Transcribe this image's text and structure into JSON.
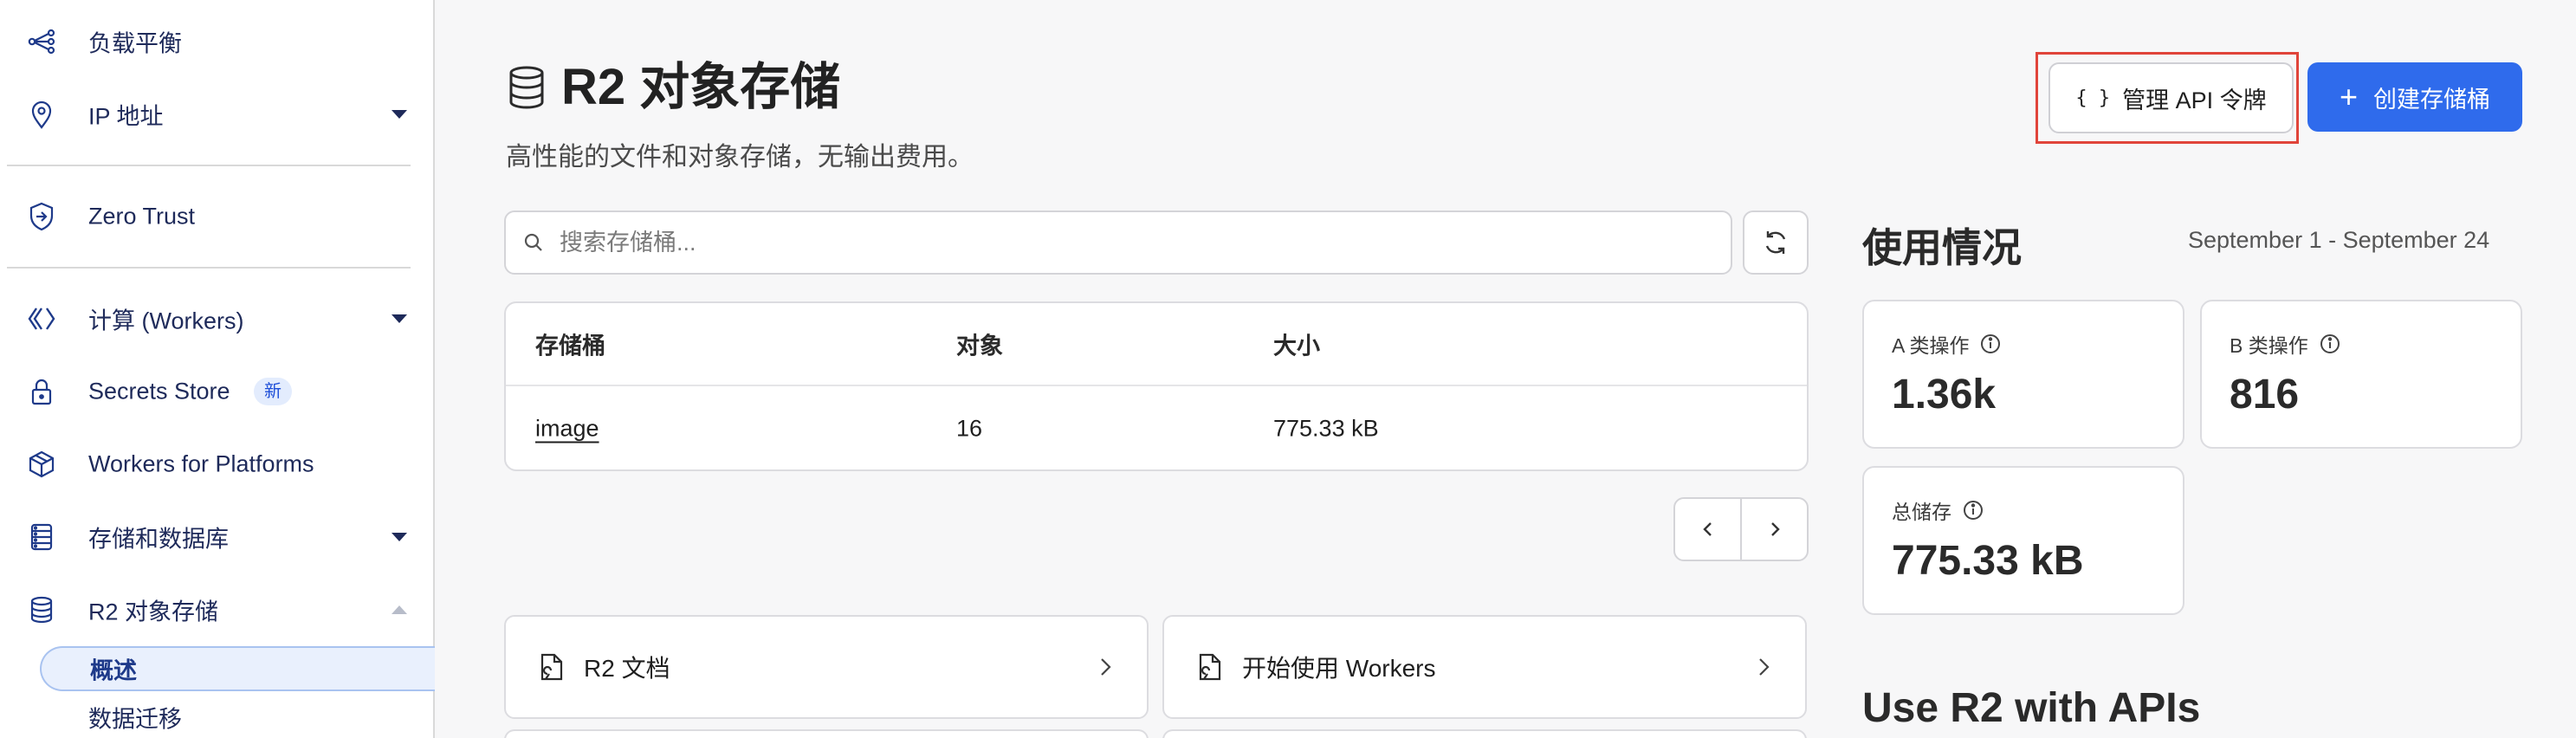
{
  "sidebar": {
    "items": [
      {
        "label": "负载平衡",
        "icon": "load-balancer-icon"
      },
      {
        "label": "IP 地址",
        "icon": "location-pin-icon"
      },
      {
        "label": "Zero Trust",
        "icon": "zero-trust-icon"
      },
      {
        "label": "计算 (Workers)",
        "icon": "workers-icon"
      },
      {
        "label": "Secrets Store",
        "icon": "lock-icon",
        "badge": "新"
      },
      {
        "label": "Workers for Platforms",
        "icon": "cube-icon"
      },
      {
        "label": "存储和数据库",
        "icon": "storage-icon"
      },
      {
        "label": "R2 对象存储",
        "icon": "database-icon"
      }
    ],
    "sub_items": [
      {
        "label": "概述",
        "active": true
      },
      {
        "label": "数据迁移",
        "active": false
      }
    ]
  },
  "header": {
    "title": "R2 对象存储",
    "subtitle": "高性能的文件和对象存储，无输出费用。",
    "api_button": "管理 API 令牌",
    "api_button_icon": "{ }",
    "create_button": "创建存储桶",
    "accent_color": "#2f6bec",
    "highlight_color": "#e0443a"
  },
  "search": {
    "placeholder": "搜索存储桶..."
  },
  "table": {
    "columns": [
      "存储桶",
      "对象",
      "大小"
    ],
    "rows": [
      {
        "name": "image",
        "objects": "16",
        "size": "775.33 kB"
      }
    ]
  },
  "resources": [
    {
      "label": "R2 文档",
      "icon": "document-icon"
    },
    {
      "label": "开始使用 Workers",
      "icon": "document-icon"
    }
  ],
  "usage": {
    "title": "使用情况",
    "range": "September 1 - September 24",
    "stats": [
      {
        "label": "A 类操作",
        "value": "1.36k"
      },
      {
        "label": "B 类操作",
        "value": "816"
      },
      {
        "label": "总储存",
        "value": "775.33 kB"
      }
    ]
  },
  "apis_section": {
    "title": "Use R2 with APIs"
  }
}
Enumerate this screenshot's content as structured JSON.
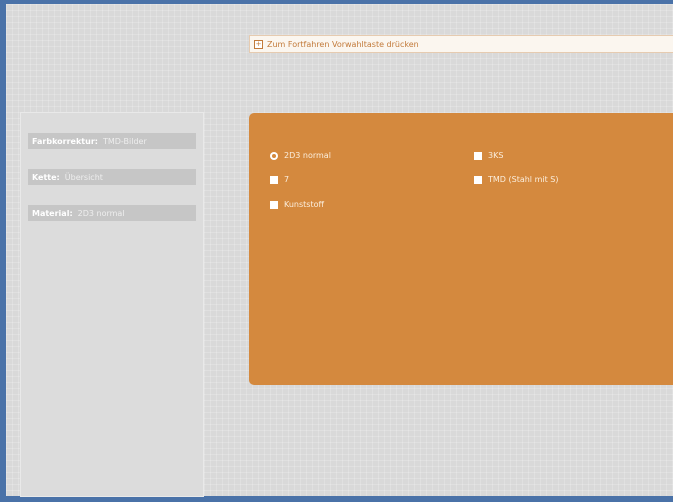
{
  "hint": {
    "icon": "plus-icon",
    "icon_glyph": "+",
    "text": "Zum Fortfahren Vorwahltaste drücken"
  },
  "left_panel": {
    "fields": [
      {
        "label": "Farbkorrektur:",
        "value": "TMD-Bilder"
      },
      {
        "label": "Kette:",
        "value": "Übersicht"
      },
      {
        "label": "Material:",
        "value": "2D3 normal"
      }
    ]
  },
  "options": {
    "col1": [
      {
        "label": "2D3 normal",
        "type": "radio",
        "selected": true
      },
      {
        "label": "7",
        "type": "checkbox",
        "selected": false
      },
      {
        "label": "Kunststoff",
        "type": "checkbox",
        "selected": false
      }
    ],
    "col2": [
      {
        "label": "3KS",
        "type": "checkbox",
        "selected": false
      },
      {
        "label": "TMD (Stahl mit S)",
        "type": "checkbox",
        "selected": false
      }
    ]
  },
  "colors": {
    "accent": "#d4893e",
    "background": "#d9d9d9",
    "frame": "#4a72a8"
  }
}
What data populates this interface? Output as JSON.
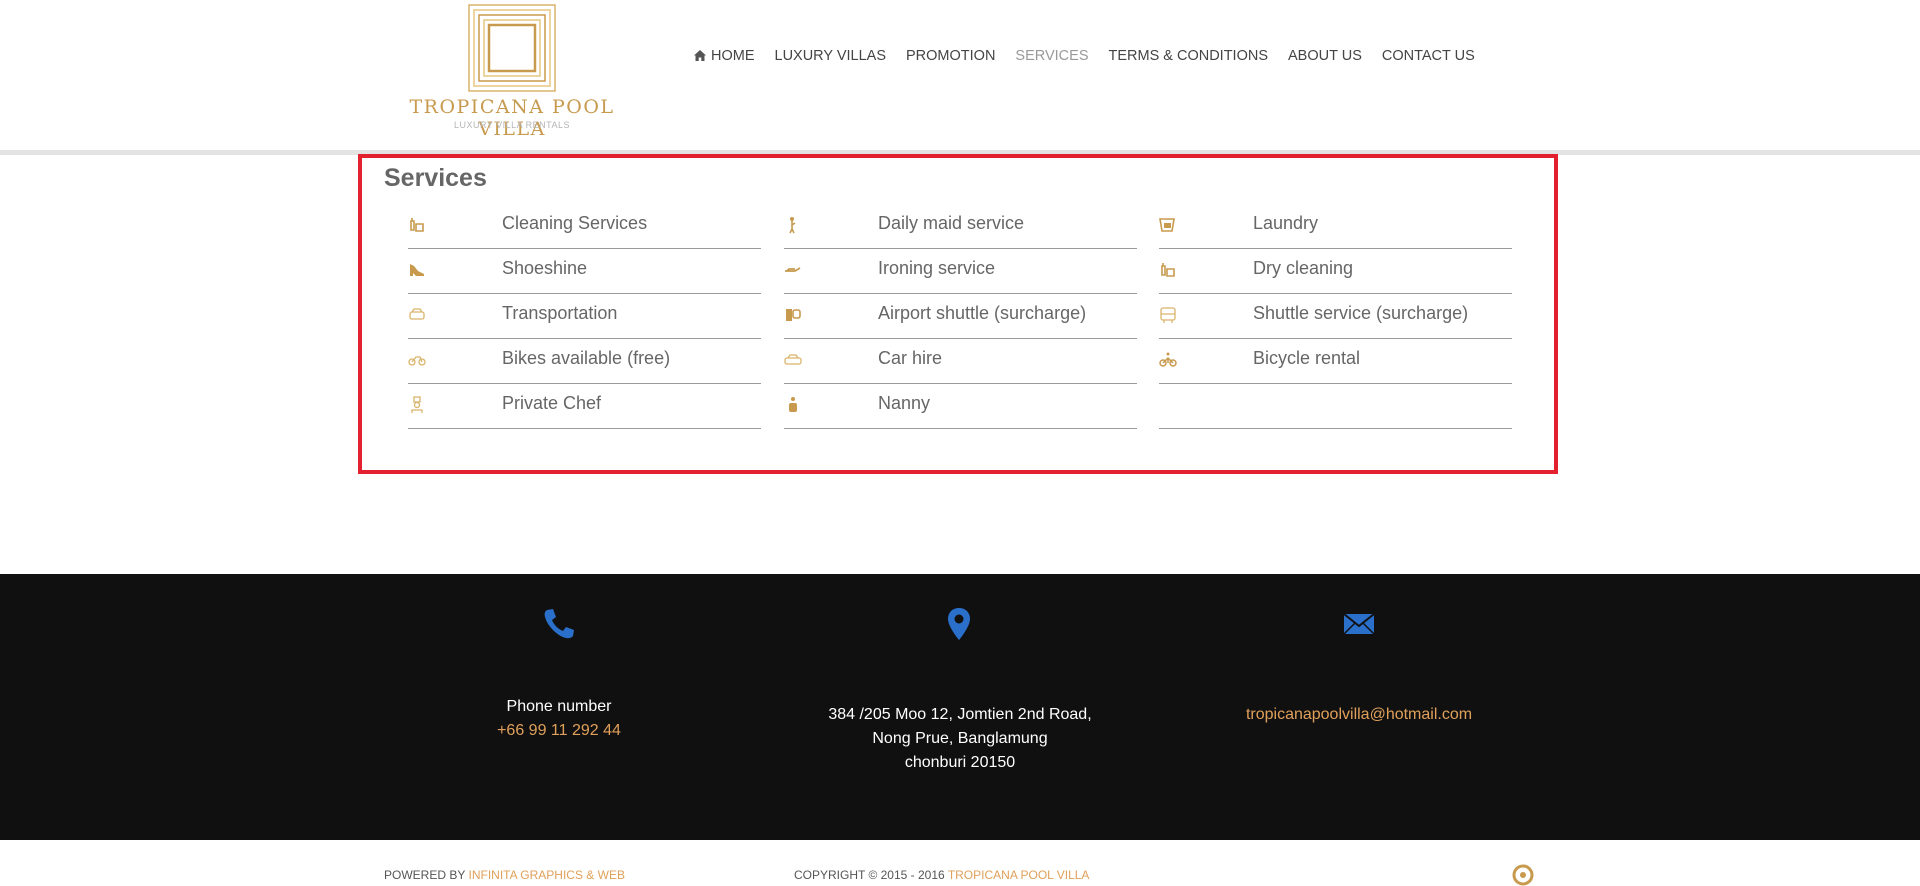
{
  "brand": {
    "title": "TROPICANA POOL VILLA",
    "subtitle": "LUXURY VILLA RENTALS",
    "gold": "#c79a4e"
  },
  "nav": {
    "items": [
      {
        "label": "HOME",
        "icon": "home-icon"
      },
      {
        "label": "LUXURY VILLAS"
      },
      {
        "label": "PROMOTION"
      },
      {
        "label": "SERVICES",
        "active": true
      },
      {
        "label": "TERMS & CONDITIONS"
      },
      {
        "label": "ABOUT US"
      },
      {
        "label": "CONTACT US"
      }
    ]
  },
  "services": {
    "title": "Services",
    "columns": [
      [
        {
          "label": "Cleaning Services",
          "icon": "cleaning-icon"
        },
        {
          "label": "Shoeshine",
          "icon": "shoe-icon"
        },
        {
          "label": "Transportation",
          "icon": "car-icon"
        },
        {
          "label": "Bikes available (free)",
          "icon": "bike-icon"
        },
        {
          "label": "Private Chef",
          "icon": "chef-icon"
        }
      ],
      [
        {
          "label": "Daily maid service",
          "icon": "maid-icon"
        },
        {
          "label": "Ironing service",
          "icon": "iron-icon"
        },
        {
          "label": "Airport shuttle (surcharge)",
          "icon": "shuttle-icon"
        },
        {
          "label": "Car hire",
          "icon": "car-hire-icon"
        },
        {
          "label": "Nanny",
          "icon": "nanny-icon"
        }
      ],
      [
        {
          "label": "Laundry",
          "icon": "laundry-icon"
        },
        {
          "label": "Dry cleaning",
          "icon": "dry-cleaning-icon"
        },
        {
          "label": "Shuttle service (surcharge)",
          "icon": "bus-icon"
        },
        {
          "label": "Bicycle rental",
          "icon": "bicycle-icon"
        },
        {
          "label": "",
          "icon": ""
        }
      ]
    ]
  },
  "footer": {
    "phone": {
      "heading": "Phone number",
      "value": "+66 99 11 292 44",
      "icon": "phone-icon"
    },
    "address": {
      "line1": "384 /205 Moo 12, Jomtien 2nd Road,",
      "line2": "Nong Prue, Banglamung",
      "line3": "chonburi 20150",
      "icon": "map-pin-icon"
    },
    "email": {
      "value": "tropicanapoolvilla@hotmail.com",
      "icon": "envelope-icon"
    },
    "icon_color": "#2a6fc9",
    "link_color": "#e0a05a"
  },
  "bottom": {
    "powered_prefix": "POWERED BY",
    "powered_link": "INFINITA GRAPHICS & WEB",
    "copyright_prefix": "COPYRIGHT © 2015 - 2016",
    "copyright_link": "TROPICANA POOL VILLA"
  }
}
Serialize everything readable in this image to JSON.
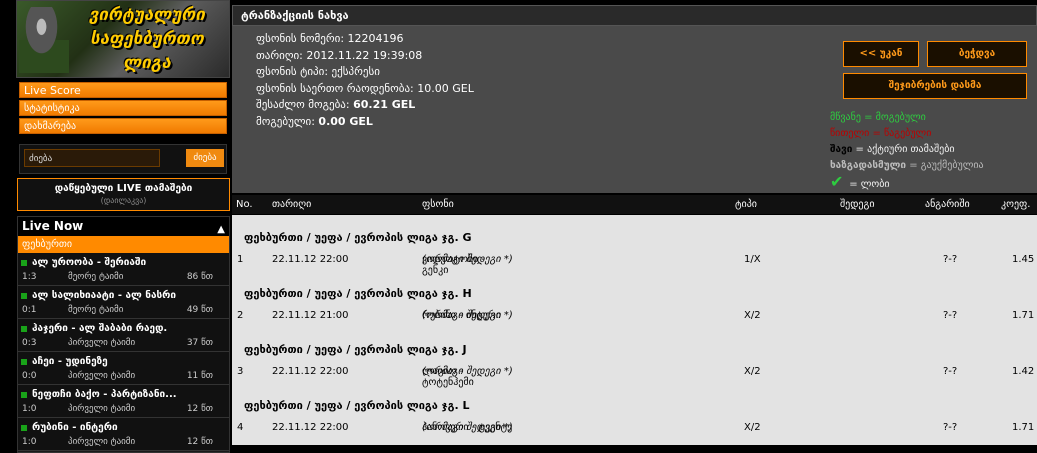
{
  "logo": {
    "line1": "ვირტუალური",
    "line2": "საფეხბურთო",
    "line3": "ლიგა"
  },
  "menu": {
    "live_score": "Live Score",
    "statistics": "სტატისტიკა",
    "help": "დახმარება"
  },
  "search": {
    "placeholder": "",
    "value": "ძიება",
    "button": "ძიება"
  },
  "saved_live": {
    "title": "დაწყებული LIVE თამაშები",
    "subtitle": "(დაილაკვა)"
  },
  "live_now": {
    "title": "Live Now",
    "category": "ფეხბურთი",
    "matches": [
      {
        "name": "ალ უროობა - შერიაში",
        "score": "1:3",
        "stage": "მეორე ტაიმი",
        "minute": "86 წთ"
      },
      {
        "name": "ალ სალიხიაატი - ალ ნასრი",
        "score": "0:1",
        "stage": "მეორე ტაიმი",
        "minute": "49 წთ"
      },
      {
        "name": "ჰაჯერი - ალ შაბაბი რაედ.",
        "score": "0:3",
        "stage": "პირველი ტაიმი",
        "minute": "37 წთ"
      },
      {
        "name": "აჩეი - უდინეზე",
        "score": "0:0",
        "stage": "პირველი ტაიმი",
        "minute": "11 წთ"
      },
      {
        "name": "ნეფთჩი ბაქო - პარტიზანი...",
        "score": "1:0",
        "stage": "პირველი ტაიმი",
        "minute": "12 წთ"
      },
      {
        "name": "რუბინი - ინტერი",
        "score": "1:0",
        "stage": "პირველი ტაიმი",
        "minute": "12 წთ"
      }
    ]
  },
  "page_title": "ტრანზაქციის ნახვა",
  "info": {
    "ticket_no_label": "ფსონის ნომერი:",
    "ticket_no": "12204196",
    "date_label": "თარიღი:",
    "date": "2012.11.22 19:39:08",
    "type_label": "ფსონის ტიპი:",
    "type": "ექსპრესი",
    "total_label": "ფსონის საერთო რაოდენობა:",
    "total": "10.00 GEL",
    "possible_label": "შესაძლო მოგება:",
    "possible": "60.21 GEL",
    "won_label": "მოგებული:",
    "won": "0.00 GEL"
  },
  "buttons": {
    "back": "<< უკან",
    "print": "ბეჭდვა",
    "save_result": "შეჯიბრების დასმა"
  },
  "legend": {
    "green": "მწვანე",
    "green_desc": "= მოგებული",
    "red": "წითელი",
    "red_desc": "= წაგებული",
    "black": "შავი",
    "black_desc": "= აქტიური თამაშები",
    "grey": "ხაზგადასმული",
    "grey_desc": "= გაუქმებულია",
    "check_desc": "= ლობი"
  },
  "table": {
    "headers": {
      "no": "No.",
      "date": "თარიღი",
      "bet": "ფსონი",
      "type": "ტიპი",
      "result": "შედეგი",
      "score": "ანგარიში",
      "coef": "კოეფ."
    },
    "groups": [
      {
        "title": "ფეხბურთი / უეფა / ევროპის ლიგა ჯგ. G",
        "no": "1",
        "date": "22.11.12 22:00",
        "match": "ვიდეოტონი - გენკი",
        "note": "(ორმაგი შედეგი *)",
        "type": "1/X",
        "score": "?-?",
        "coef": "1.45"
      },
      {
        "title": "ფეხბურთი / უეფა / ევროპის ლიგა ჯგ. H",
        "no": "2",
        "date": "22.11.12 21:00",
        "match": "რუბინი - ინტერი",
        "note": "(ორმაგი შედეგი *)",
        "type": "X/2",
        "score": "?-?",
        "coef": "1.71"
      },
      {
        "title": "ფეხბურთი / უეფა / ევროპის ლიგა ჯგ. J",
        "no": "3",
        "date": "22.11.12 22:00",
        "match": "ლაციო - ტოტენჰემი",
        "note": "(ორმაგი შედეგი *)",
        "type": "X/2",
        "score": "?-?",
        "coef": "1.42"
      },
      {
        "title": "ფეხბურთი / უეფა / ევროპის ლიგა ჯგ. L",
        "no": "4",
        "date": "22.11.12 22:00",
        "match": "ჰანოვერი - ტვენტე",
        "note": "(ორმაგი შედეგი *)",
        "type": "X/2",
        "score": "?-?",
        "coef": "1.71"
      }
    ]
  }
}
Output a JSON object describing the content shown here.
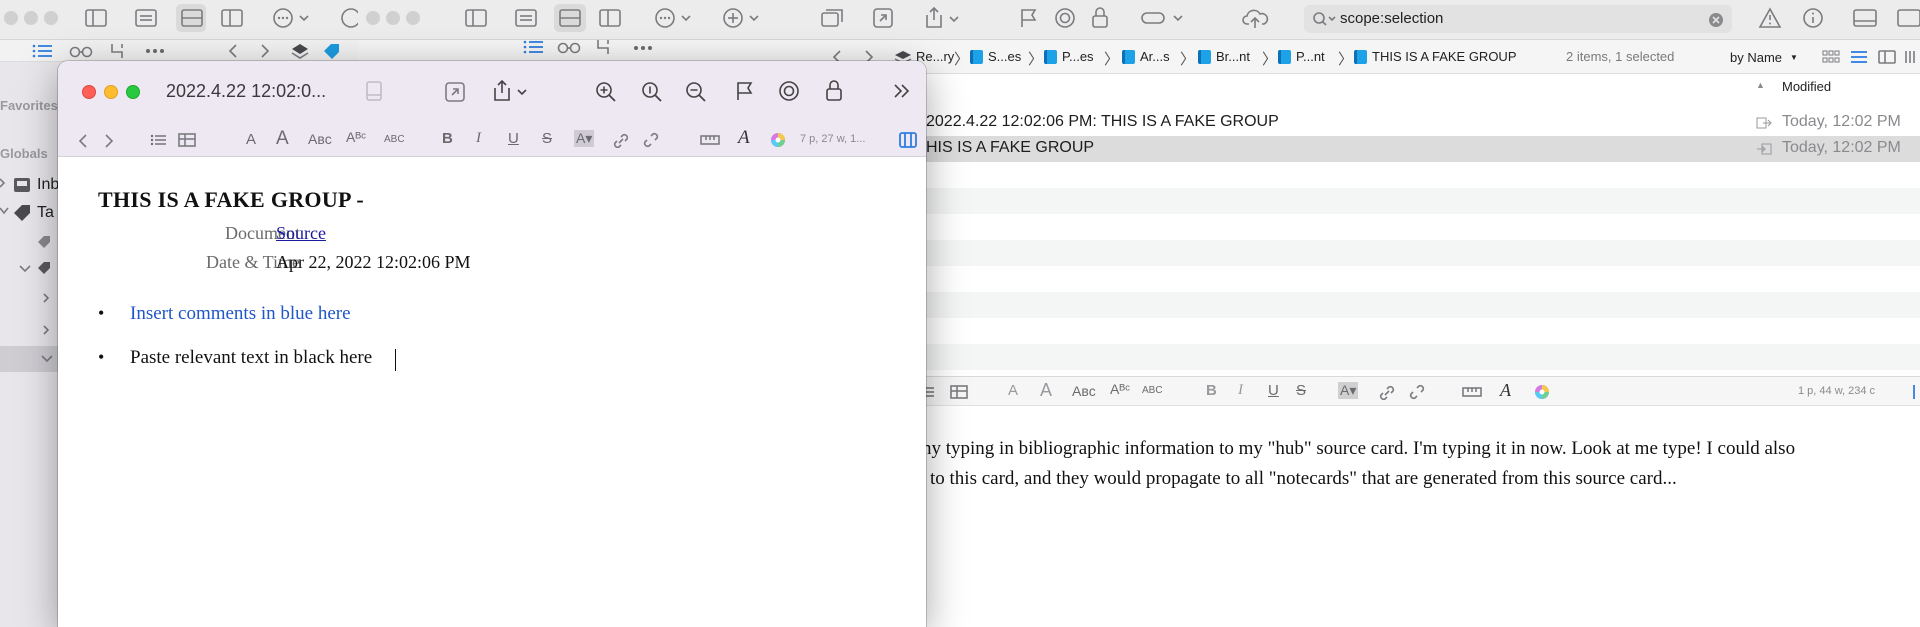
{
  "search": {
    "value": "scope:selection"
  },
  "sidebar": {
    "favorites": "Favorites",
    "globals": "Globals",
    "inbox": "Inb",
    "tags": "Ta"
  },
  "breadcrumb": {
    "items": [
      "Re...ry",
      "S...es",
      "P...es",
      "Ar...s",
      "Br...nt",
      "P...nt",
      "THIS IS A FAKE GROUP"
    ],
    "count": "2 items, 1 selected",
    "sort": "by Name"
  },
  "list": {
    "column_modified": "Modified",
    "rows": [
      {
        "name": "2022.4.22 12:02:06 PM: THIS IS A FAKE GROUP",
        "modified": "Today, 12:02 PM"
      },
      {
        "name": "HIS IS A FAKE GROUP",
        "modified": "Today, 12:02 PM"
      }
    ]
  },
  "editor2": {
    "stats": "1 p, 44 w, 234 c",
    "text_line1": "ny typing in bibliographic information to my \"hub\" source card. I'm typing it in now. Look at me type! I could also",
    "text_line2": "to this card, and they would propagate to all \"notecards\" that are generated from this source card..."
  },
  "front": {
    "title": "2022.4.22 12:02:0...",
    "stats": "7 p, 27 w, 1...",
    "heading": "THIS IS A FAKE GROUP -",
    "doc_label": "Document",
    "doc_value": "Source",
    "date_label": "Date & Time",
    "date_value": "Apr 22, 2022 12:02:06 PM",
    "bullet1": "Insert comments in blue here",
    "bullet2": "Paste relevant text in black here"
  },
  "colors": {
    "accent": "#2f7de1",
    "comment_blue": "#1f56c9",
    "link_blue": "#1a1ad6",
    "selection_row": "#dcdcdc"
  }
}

• _What you are asked to do_: Copy, from the material, each line that holds the string "ინტერი".

• _Task response_:
        "name": "რუბინი - ინტერი",
        "match": "რუბინი - ინტერი",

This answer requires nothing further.